本文抜粋 →
..............................
SSブログ

『WOMAN/フランク永井』 [歌謡曲/80年代]

スキャン0133.jpg


こんばんは。
ハイ、“俺のラグジュアリー歌謡”の時間の時間でございます。

今夜はフランク永井さんの1982年のシングル『WOMAN 』。
この曲がガイドブックに取り上げられなかったのが不思議で不思議で仕方がなかったです。
いつ紹介するの?
今でしょ!
 ちょっと書いてみたかっただけです。
もうこの曲は言わずもがなの名曲、基本だからでしょうか。
あの本は重箱の隅を突き捲くってましたからね。

このシングルは何と山下達郎さんがプロデュースしています。
作詞・作曲、そして編曲。
’82年というと、アルバム『For You 』が大ヒットを飛ばしていた頃。
まさに大ブレイク真っ只中の上り調子なタイミングでの作品。
ジャケットもなんとなく鈴木英人調。

30歳直前の達郎さんが50歳のムード歌謡界の大物歌手へのプロデュース作。
当時としても異色の顔合わせでしょうね。
ジャンルの異なった音楽志向のミュージシャン同士のコラボレーションは難しいものですけれど、
果たして仕上がった楽曲は歌謡ポップス史に残る名曲でした。
..............................
課題 1 →
『WOMAN』の記事をもとに、次の問いに答えよ。
(a) 取り上げられているシングルは何年のものか。
(b) このシングルの作詞・作曲・編曲を手がけたのは誰か。
(c) ジャケットは誰の作風に似ているとされているか。
課題 2 →
『WOMAN』の記事に名前が出てくる人物をすべて挙げよ。
課題 3 →
『WOMAN』の記事を、最後の文の後から書き継げ。

データ抜粋 →
..............................
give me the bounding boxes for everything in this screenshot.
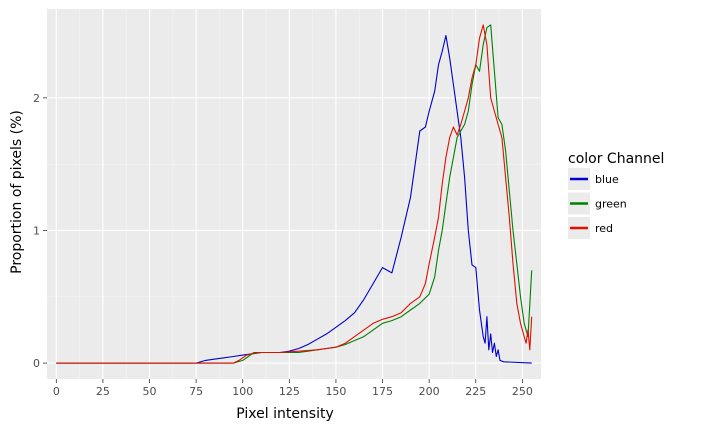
..............................
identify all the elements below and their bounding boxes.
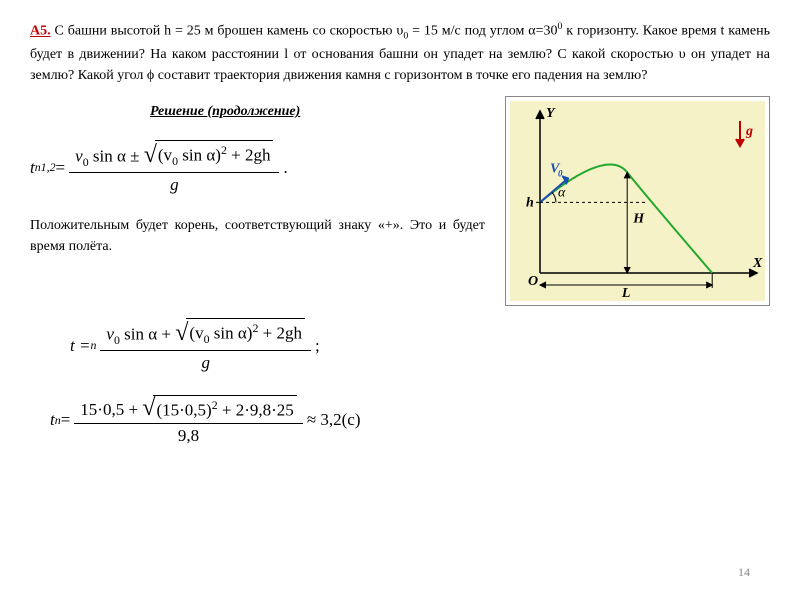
..............................
解答 1 →
(a) 1982年
(b) 山下達郎
(c) 鈴木英人

解答 2 →
フランク永井、山下達郎、鈴木英人

解答 3 →
七色のたそがれが降りてきて、有楽町へ。
夜空の星の瞬きに溶け込む都会のイルミネーションのようなオーケストレーション。
サックスのダンディなブロウ。
魅惑のイントロにワクワクします。
端正なサウンドを粋に着こなす永井さんの歌声。
しなやかなメロディを歌いこなすジェントルで伸びやかなバリトン・ヴォイス。
朗々と深みがあって広がりがあって、聴き惚れてしまいます。
男の色気がありますね。
この曲を若い頃に聴いたときはあんまり良さが判りませんでしたが、今はとても気に入っています。
永井さんの歌声も凄いし、達郎さんのサウンドも負けずに凄い。
絶妙にマッチして、都会的でマイルドな歌手の魅力を引き出すことに成功しています。
達郎さんのレコーディングでお馴染みの青山 純&伊藤広規両氏のリズム隊も参加。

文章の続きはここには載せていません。